>> Start RECORDED DATA

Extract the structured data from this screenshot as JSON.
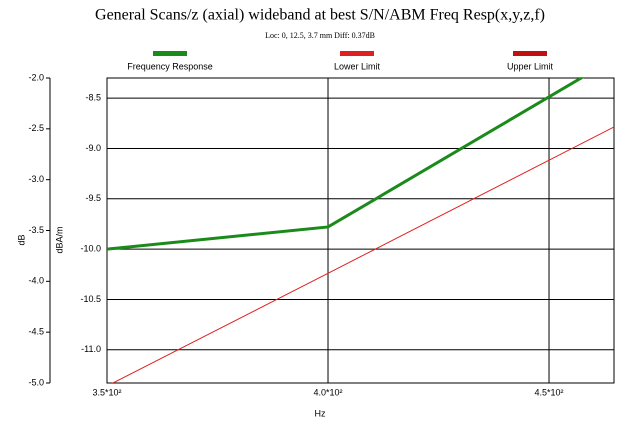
{
  "chart_data": {
    "type": "line",
    "title": "General Scans/z (axial) wideband at best S/N/ABM Freq Resp(x,y,z,f)",
    "subtitle": "Loc: 0, 12.5, 3.7 mm Diff: 0.37dB",
    "xlabel": "Hz",
    "ylabel": "dB",
    "y2label": "dBA/m",
    "x": [
      350,
      400,
      465
    ],
    "series": [
      {
        "name": "Frequency Response",
        "color": "#1a8a1a",
        "axis": "y2",
        "values": [
          -10.0,
          -9.78,
          -8.1
        ]
      },
      {
        "name": "Lower Limit",
        "color": "#e02020",
        "axis": "y2",
        "values": [
          -11.36,
          -10.24,
          -8.78
        ]
      },
      {
        "name": "Upper Limit",
        "color": "#c01010",
        "axis": "y2",
        "values": [
          null,
          null,
          null
        ]
      }
    ],
    "xlim": [
      350,
      464.7
    ],
    "xticks": [
      {
        "value": 350,
        "label": "3.5*10²"
      },
      {
        "value": 400,
        "label": "4.0*10²"
      },
      {
        "value": 450,
        "label": "4.5*10²"
      }
    ],
    "ylim": [
      -5,
      -2
    ],
    "yticks": [
      {
        "value": -2,
        "label": "-2.0"
      },
      -2.5,
      {
        "value": -3,
        "label": "-3.0"
      },
      -3.5,
      {
        "value": -4,
        "label": "-4.0"
      },
      -4.5,
      {
        "value": -5,
        "label": "-5.0"
      }
    ],
    "y2lim": [
      -11.33,
      -8.3
    ],
    "y2ticks": [
      -8.5,
      {
        "value": -9,
        "label": "-9.0"
      },
      -9.5,
      {
        "value": -10,
        "label": "-10.0"
      },
      -10.5,
      {
        "value": -11,
        "label": "-11.0"
      }
    ],
    "grid": true
  }
}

>> End RECORDED DATA

# REQUIREMENT
Copy every line above that includes the string "name".

# EXERCISE OUTPUT
        "name": "Frequency Response",
        "name": "Lower Limit",
        "name": "Upper Limit",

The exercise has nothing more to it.